Copy out exactly each line from the line with "Output the text content of this document." through the last line of the material below.

** Start Given records **

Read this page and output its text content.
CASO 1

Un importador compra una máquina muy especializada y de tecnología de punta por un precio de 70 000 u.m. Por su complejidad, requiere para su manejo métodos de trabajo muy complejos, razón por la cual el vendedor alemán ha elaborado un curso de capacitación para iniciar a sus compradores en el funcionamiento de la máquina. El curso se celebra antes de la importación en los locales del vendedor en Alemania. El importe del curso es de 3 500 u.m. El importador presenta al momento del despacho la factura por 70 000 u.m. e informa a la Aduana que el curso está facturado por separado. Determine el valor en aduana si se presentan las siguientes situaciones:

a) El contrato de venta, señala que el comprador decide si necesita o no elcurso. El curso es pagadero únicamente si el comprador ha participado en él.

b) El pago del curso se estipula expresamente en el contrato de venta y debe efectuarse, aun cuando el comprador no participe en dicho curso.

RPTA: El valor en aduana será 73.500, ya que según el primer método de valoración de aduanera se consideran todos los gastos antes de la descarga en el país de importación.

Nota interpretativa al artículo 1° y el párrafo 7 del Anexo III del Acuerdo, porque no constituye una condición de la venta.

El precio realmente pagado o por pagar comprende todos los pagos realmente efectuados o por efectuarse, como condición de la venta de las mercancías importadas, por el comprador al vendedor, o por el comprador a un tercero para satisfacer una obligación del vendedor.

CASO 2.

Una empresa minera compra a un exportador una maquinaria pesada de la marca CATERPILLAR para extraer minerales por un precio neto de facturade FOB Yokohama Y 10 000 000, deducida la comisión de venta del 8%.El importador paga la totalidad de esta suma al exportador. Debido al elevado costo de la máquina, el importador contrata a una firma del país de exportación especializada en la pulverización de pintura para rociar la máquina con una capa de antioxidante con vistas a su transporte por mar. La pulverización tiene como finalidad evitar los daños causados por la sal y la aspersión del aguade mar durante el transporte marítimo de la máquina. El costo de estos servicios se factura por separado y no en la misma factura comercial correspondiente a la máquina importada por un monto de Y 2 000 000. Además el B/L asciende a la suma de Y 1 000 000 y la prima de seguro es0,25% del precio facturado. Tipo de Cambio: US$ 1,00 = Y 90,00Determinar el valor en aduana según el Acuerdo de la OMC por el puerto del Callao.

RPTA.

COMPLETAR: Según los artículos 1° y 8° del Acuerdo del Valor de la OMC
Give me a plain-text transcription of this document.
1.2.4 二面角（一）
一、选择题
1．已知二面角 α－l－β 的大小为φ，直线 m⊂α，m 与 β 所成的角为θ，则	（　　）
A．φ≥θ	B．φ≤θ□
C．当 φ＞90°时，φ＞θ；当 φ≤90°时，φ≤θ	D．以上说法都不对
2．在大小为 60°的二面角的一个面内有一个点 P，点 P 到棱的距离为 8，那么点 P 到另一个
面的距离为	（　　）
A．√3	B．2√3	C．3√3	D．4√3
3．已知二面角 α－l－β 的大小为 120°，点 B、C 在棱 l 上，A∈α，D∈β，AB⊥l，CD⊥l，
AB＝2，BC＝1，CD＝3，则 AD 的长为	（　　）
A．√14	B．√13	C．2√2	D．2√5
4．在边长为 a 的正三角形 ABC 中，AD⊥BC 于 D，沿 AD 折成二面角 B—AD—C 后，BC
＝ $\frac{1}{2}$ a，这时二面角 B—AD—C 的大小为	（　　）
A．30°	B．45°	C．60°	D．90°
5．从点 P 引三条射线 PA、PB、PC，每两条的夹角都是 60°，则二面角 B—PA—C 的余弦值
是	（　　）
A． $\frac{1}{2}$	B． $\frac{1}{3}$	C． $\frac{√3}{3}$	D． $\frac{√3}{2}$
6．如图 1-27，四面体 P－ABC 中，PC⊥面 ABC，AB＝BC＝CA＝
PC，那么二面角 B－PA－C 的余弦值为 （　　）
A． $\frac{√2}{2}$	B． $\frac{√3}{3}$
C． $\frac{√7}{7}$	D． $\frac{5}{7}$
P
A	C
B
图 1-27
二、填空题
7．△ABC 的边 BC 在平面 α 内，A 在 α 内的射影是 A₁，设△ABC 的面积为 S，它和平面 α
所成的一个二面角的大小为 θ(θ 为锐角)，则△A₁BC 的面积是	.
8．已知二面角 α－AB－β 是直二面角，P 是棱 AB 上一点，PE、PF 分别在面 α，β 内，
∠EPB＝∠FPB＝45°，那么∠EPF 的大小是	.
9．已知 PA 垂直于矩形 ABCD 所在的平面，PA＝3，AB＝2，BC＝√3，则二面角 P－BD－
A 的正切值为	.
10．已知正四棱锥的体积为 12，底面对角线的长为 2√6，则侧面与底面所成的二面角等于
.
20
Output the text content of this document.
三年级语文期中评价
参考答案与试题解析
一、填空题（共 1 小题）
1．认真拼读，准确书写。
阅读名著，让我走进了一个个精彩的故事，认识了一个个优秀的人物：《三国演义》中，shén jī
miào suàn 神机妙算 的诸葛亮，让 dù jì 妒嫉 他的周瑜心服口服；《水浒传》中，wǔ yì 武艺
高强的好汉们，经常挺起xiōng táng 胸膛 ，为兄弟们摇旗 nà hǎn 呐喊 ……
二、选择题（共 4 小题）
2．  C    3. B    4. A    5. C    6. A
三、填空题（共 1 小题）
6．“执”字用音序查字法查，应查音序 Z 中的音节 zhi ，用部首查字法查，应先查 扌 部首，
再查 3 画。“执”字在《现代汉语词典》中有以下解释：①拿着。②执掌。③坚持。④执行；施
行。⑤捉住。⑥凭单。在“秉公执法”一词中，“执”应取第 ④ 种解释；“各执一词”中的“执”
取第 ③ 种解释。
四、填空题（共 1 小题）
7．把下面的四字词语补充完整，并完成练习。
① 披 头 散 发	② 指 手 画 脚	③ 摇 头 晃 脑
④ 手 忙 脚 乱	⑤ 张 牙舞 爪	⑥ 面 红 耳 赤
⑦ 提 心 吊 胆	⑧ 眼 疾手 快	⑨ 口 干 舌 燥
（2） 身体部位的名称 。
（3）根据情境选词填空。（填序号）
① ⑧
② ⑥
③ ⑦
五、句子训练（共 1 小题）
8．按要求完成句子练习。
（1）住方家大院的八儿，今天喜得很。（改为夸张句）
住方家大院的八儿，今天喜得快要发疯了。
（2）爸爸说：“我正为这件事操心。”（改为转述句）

** End Given records **

__Response below__.
Output the text content of this document.
三年级语文期中评价
参考答案与试题解析
一、填空题（共 1 小题）
1．认真拼读，准确书写。
阅读名著，让我走进了一个个精彩的故事，认识了一个个优秀的人物：《三国演义》中，shén jī
miào suàn 神机妙算 的诸葛亮，让 dù jì 妒嫉 他的周瑜心服口服；《水浒传》中，wǔ yì 武艺
高强的好汉们，经常挺起xiōng táng 胸膛 ，为兄弟们摇旗 nà hǎn 呐喊 ……
二、选择题（共 4 小题）
2．  C    3. B    4. A    5. C    6. A
三、填空题（共 1 小题）
6．“执”字用音序查字法查，应查音序 Z 中的音节 zhi ，用部首查字法查，应先查 扌 部首，
再查 3 画。“执”字在《现代汉语词典》中有以下解释：①拿着。②执掌。③坚持。④执行；施
行。⑤捉住。⑥凭单。在“秉公执法”一词中，“执”应取第 ④ 种解释；“各执一词”中的“执”
取第 ③ 种解释。
四、填空题（共 1 小题）
7．把下面的四字词语补充完整，并完成练习。
① 披 头 散 发	② 指 手 画 脚	③ 摇 头 晃 脑
④ 手 忙 脚 乱	⑤ 张 牙舞 爪	⑥ 面 红 耳 赤
⑦ 提 心 吊 胆	⑧ 眼 疾手 快	⑨ 口 干 舌 燥
（2） 身体部位的名称 。
（3）根据情境选词填空。（填序号）
① ⑧
② ⑥
③ ⑦
五、句子训练（共 1 小题）
8．按要求完成句子练习。
（1）住方家大院的八儿，今天喜得很。（改为夸张句）
住方家大院的八儿，今天喜得快要发疯了。
（2）爸爸说：“我正为这件事操心。”（改为转述句）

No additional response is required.